___ Materials provided ___
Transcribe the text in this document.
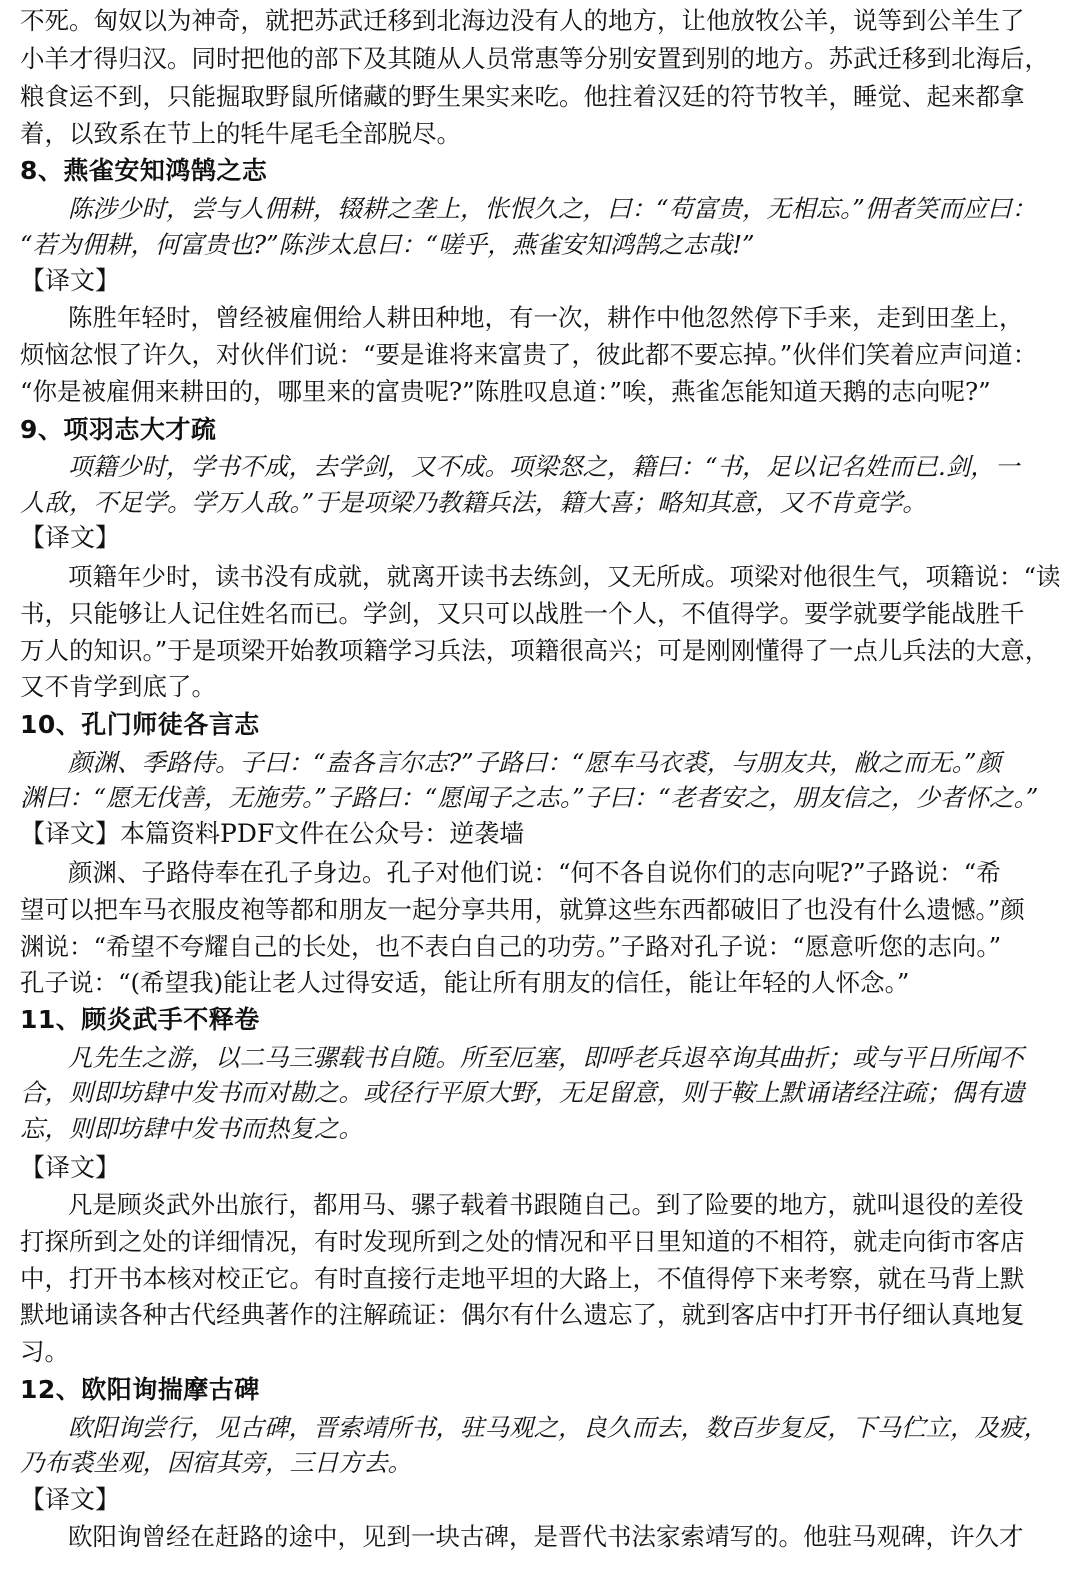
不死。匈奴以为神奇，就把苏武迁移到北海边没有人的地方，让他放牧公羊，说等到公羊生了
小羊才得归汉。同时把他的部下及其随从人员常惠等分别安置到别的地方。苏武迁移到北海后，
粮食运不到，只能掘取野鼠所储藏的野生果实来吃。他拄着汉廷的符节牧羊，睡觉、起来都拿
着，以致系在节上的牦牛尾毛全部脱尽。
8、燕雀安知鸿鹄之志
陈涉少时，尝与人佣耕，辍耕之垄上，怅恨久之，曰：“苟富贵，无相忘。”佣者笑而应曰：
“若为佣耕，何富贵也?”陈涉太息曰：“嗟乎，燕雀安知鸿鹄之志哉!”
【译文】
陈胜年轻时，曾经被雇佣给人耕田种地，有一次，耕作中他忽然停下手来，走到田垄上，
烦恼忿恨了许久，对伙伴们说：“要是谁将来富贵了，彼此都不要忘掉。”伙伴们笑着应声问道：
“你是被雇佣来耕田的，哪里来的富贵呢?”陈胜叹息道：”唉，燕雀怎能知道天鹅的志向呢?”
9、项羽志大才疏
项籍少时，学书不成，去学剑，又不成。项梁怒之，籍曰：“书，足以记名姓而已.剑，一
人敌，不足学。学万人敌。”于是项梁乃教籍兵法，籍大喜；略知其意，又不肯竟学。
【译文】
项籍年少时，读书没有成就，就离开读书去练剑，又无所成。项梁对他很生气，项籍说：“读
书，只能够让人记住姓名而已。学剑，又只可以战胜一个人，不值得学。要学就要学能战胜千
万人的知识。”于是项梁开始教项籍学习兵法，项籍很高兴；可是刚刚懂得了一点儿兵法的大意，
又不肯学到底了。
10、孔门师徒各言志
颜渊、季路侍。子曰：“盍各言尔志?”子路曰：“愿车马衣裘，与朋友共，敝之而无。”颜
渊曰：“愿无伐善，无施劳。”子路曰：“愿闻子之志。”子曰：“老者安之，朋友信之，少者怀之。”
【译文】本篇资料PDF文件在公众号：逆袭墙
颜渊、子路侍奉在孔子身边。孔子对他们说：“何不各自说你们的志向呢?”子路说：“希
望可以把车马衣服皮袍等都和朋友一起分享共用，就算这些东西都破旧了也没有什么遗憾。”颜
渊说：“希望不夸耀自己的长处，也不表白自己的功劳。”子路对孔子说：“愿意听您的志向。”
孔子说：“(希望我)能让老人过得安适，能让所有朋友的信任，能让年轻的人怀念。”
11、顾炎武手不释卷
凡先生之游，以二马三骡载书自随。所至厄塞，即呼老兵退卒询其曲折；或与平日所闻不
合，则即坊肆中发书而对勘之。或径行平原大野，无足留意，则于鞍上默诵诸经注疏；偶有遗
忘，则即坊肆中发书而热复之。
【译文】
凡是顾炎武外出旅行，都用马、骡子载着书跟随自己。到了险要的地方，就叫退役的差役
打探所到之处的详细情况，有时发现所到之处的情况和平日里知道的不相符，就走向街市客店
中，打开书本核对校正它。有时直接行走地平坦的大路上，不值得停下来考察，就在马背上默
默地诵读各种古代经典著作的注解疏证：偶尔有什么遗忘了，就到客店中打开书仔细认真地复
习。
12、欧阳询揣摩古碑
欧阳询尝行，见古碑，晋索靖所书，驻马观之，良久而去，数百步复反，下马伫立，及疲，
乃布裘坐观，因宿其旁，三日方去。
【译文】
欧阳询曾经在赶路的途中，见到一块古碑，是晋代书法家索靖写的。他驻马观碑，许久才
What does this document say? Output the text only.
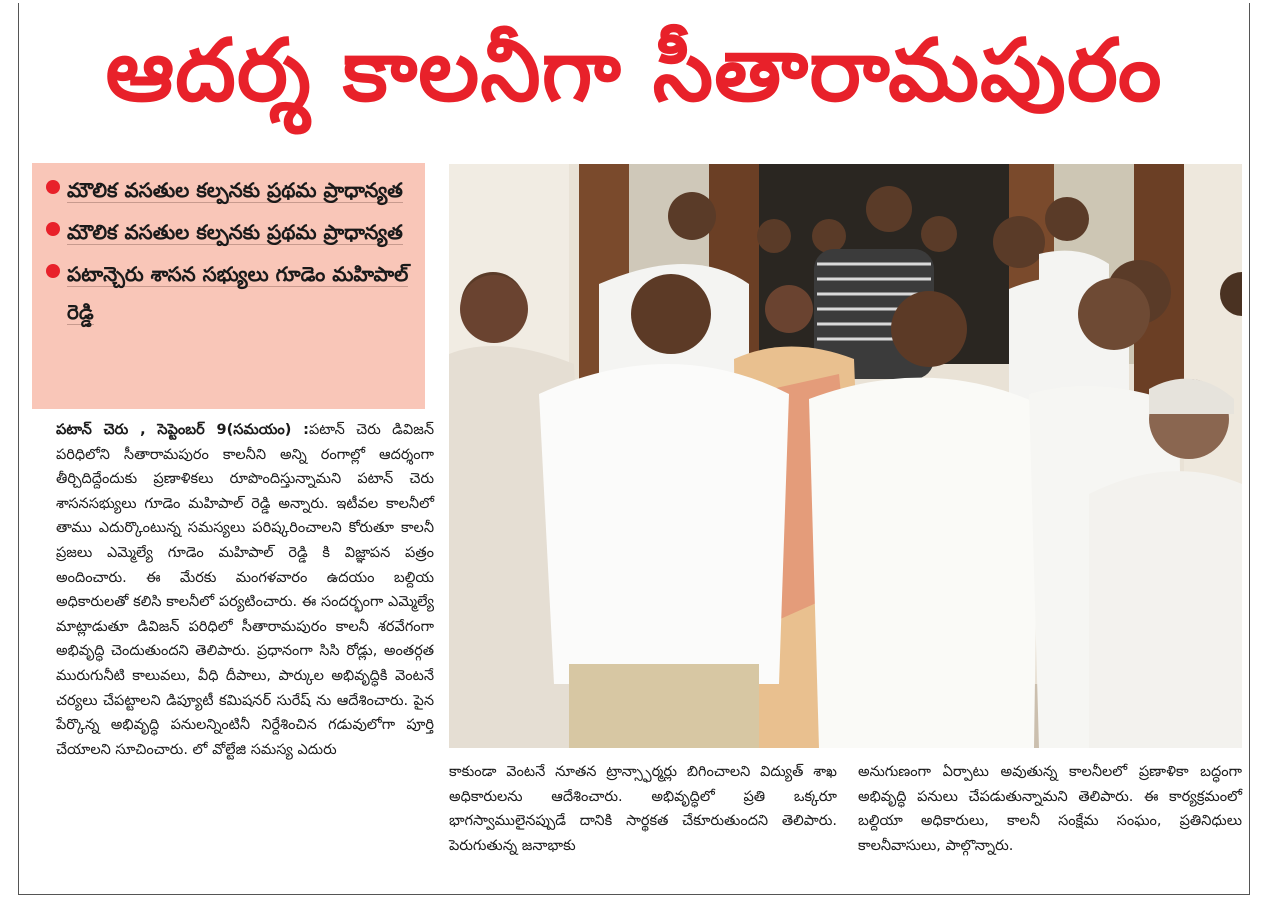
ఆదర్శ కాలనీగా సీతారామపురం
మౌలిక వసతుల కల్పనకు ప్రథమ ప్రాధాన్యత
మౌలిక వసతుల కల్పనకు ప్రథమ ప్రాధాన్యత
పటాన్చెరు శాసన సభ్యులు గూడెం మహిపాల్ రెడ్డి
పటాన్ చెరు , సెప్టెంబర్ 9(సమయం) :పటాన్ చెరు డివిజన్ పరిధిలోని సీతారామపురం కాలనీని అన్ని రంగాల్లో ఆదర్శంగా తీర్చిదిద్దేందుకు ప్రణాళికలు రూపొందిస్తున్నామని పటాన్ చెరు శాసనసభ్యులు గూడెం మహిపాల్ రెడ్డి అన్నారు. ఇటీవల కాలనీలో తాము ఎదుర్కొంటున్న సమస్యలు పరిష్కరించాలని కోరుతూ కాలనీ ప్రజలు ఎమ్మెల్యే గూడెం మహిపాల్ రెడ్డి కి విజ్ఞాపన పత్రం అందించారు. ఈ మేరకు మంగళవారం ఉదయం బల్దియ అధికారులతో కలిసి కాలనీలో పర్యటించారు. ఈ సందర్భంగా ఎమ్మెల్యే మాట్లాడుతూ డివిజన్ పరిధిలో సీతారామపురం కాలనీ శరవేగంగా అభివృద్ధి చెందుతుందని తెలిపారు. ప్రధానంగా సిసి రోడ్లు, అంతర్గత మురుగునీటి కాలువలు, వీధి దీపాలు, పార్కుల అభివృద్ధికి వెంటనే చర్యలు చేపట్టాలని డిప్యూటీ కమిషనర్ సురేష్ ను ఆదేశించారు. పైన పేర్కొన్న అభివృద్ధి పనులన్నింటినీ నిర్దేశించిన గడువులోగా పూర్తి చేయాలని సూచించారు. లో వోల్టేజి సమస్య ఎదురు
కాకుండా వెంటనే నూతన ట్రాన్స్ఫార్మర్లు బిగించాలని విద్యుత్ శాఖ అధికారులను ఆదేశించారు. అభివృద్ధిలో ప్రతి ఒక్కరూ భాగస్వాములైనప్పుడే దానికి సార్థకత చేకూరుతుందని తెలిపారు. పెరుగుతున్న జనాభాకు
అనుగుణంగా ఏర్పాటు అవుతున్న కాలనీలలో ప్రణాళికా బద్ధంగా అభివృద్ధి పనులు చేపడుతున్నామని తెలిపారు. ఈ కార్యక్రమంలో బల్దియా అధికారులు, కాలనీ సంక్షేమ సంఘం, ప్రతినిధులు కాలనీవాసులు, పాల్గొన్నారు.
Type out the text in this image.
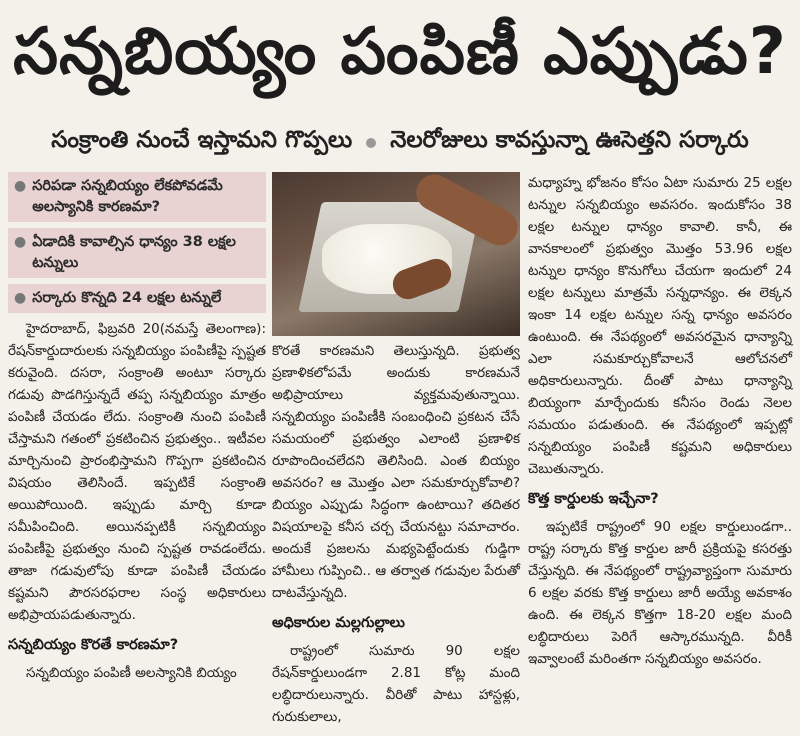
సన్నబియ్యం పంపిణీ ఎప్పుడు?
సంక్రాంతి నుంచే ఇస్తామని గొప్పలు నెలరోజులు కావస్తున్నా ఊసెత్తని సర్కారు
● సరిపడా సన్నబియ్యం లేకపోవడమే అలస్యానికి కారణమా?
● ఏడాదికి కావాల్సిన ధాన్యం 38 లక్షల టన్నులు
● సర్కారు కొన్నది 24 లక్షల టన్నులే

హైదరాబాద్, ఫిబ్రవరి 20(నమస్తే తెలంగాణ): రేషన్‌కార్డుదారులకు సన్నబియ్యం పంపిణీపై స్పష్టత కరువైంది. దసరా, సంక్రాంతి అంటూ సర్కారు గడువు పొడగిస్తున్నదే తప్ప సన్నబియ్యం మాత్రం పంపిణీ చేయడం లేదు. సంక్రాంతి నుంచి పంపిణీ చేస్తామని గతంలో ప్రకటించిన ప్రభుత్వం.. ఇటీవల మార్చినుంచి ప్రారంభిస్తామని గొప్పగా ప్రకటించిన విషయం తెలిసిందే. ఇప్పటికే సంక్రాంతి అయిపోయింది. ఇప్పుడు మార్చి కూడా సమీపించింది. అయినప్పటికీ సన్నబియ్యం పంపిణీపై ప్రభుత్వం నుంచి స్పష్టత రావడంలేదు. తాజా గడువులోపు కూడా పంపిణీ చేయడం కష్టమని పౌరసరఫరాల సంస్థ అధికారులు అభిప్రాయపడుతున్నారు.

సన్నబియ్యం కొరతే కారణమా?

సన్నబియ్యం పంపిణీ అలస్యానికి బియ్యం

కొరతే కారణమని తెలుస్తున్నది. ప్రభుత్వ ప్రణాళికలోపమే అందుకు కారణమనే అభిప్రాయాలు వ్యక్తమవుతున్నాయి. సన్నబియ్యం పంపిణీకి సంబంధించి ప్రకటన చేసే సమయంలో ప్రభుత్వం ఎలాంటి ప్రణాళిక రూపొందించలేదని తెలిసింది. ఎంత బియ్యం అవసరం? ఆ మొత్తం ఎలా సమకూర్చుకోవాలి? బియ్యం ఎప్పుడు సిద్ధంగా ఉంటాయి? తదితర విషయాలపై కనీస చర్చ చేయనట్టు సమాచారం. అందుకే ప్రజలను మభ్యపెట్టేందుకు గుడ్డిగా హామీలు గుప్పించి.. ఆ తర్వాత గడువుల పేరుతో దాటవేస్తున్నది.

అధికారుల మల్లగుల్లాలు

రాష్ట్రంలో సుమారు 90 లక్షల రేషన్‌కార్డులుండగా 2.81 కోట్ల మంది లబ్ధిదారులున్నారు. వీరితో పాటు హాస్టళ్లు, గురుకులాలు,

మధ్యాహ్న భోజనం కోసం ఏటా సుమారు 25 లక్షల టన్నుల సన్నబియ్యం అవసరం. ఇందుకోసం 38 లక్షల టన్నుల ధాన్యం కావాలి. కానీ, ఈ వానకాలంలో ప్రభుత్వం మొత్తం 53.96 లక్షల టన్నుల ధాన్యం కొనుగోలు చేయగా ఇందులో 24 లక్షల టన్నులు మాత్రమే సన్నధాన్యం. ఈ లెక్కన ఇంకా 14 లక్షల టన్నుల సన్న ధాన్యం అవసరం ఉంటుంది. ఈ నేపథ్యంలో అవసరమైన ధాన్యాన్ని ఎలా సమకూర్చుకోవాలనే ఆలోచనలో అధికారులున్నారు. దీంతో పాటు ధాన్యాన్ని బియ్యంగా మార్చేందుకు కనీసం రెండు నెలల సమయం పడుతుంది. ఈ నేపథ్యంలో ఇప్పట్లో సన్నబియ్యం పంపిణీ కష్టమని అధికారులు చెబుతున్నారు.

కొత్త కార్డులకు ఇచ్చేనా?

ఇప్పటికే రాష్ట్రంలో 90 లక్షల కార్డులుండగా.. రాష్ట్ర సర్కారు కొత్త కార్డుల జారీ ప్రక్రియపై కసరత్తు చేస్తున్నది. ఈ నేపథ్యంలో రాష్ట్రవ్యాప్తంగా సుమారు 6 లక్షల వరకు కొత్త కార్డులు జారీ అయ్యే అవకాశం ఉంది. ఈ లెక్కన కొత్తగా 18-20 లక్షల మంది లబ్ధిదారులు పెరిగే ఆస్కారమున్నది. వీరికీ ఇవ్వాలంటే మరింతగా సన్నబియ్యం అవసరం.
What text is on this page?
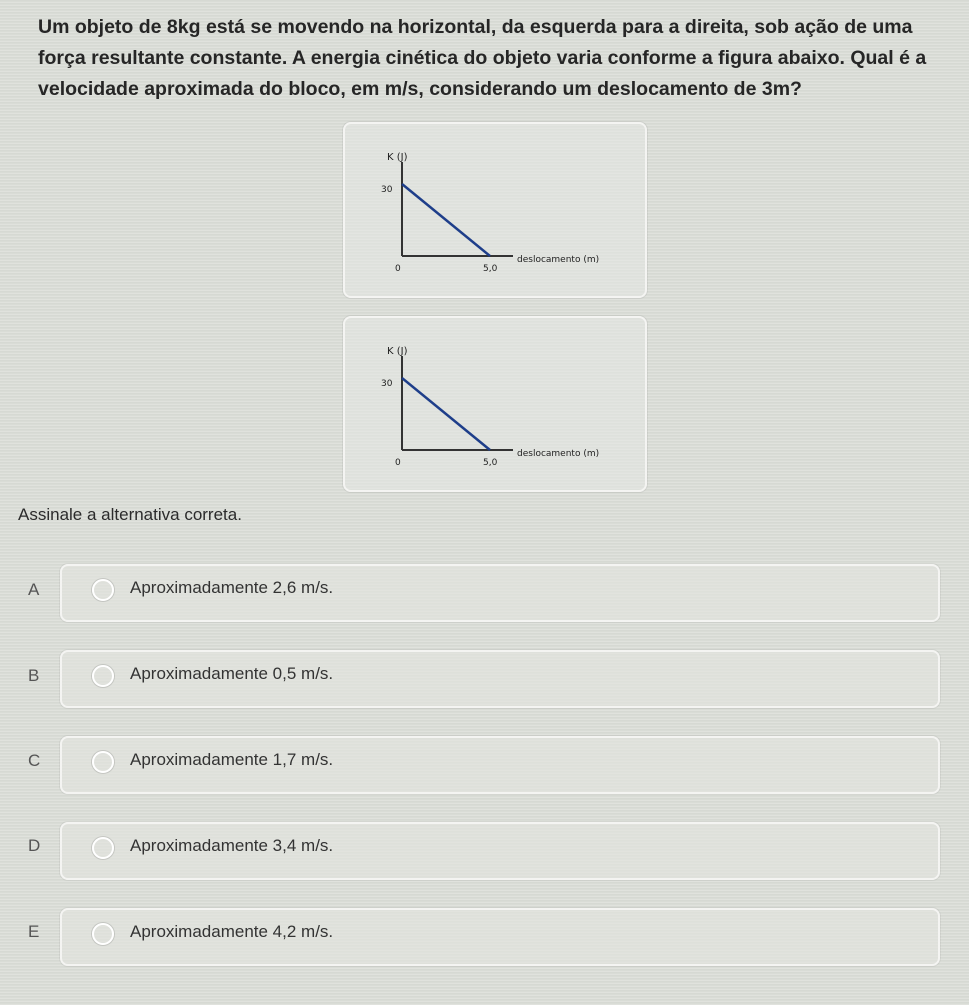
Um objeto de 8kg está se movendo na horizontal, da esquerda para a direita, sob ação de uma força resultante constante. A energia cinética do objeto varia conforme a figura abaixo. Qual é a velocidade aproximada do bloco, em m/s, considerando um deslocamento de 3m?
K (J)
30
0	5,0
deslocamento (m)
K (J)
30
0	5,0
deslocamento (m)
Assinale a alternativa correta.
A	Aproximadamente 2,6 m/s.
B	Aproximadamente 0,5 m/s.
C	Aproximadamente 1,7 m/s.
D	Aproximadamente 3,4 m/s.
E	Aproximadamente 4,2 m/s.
___
* [What you have to do]:
The required output is the lines from the one containing "What text is on this page?" through the end of the records above, reproduced exactly, with no pictures.

* [Answer to the problem]:
What text is on this page?
Um objeto de 8kg está se movendo na horizontal, da esquerda para a direita, sob ação de uma força resultante constante. A energia cinética do objeto varia conforme a figura abaixo. Qual é a velocidade aproximada do bloco, em m/s, considerando um deslocamento de 3m?
K (J)
30
0	5,0
deslocamento (m)
K (J)
30
0	5,0
deslocamento (m)
Assinale a alternativa correta.
A	Aproximadamente 2,6 m/s.
B	Aproximadamente 0,5 m/s.
C	Aproximadamente 1,7 m/s.
D	Aproximadamente 3,4 m/s.
E	Aproximadamente 4,2 m/s.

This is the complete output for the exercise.